■ WHAT IS REQUIRED
Output every line below without omitting or altering anything.

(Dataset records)
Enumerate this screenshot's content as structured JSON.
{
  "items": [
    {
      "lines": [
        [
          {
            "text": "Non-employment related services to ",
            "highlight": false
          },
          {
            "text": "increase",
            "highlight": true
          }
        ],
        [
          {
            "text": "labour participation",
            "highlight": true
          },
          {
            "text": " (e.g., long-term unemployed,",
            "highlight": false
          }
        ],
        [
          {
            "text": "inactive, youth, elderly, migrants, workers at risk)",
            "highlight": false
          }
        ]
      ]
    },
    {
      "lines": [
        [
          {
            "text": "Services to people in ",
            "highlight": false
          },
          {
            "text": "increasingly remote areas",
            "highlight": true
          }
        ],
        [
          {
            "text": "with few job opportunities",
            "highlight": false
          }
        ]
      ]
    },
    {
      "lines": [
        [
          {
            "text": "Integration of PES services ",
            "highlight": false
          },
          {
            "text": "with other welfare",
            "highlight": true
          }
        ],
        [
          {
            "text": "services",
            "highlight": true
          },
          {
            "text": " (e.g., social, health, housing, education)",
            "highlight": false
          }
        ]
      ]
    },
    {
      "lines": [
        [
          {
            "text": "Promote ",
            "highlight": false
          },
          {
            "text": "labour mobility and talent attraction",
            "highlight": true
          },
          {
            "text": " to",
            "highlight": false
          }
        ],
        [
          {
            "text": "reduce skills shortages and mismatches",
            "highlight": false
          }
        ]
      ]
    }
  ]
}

■ RESULT OF THIS EXERCISE
Enumerate this screenshot's content as structured JSON.
{
  "items": [
    {
      "lines": [
        [
          {
            "text": "Non-employment related services to ",
            "highlight": false
          },
          {
            "text": "increase",
            "highlight": true
          }
        ],
        [
          {
            "text": "labour participation",
            "highlight": true
          },
          {
            "text": " (e.g., long-term unemployed,",
            "highlight": false
          }
        ],
        [
          {
            "text": "inactive, youth, elderly, migrants, workers at risk)",
            "highlight": false
          }
        ]
      ]
    },
    {
      "lines": [
        [
          {
            "text": "Services to people in ",
            "highlight": false
          },
          {
            "text": "increasingly remote areas",
            "highlight": true
          }
        ],
        [
          {
            "text": "with few job opportunities",
            "highlight": false
          }
        ]
      ]
    },
    {
      "lines": [
        [
          {
            "text": "Integration of PES services ",
            "highlight": false
          },
          {
            "text": "with other welfare",
            "highlight": true
          }
        ],
        [
          {
            "text": "services",
            "highlight": true
          },
          {
            "text": " (e.g., social, health, housing, education)",
            "highlight": false
          }
        ]
      ]
    },
    {
      "lines": [
        [
          {
            "text": "Promote ",
            "highlight": false
          },
          {
            "text": "labour mobility and talent attraction",
            "highlight": true
          },
          {
            "text": " to",
            "highlight": false
          }
        ],
        [
          {
            "text": "reduce skills shortages and mismatches",
            "highlight": false
          }
        ]
      ]
    }
  ]
}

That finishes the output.